▶ [Trecho]
+++++
Domínio público

Festividades em praça pública não configuram ameaça à posse de morador

Para o tribunal, celebrações municipais ocorrem em espaço público e que restrições temporárias de circulação não configuram violação à posse

festa em rua pública
Foto: Freepik

A 4ª Câmara de Direito Público do Tribunal de Justiça de São Paulo (TJ-SP) manteve decisão da 2ª Vara de Orlândia, proferida pela juíza Juliana Francini dos Reis Costa, que negou pedido para que a prefeitura se abstenha de montar estrutura de cerimônias festivas na praça em frente à residência de morador, sob a alegação de turbação possessória ou ameaça à posse.

Segundo os autos, no carnaval de 2024, a administração fechou a rua onde o requerente mora, dificultando a entrada e saída da casa.

Em seu voto, o relator do recurso, desembargador Osvaldo Magalhães, destacou que as celebrações municipais ocorrem em espaço público e que restrições temporárias de circulação não configuram violação à posse.
+++++
▶ [Linhas fornecidas]

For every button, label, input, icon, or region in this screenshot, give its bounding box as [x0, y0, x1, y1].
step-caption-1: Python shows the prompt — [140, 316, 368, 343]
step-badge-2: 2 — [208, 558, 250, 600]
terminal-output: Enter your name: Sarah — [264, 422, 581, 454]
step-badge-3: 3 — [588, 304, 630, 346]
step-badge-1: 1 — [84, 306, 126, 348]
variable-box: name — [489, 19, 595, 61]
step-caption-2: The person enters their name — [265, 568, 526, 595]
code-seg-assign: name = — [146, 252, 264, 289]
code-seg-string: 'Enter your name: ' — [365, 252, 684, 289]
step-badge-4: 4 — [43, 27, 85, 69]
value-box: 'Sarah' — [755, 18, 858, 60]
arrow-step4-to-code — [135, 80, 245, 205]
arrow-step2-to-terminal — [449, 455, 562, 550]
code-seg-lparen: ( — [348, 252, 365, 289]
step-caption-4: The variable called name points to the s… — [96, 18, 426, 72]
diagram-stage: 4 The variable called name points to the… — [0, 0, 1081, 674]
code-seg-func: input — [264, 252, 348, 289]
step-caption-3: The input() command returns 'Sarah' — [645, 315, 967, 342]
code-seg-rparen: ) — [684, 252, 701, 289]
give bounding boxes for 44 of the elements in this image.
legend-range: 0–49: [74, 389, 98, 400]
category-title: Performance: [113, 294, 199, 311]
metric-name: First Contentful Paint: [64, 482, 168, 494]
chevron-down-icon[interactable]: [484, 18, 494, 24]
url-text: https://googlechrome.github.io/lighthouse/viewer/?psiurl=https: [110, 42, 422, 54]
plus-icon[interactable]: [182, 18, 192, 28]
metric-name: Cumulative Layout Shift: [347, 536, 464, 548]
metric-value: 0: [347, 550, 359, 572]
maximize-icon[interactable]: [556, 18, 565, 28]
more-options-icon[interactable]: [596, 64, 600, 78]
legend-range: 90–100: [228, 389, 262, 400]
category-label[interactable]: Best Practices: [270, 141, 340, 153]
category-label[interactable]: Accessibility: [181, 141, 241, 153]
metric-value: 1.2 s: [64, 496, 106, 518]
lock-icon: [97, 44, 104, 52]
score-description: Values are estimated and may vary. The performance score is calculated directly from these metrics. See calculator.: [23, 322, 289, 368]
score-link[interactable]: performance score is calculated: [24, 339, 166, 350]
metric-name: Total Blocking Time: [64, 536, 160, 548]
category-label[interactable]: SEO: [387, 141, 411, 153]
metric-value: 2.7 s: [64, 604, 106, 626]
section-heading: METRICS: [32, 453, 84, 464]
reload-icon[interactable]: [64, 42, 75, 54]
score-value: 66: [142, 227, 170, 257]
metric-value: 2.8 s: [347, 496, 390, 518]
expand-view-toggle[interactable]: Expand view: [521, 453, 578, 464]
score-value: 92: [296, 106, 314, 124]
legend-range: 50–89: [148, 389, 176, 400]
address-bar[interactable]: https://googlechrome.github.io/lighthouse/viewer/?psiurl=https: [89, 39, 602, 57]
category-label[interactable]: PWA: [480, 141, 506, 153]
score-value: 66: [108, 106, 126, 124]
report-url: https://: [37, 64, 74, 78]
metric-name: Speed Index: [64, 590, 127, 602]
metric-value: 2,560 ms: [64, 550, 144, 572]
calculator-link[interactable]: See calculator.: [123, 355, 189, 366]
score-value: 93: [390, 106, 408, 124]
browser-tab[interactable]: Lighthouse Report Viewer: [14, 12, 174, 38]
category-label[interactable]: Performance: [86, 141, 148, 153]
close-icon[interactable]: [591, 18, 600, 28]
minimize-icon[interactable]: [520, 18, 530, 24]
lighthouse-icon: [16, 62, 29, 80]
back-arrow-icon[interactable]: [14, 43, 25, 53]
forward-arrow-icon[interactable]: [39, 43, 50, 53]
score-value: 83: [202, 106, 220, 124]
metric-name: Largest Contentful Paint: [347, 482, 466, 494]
+++++
▶ [Ação necessária] Escreva a continuação do trecho sobre as festividades em praça pública, começando logo após a sua última frase.

▶ [Resultado do exercício]
O magistrado ressaltou que o carnaval possui calendários e locais previamente definidos, de modo que os moradores da região precisam tolerar alguns inconvenientes passageiros, como maior dificuldade de circulação de automóveis devido à aglomeração de pessoas, sem que isso configure violação do direito de ir e vir.

Interesse público

Osvaldo Magalhães acrescentou que a interdição da via pública é legal, desde que respeitadas as normas de trânsito e os princípios da administração pública. “Ao organizar a festividade, a municipalidade agiu segundo a discricionaridade que lhe é própria para a definição do lugar mais adequado para a realização do evento, a fim de resguardar a segurança e a integridade física dos foliões, havendo, neste caso, prevalência do interesse público sobre o interesse privado dos moradores da área”, concluiu.

Participaram do julgamento os desembargadores Paulo Barcellos Gatti e Ana Liarte. A votação foi unânime.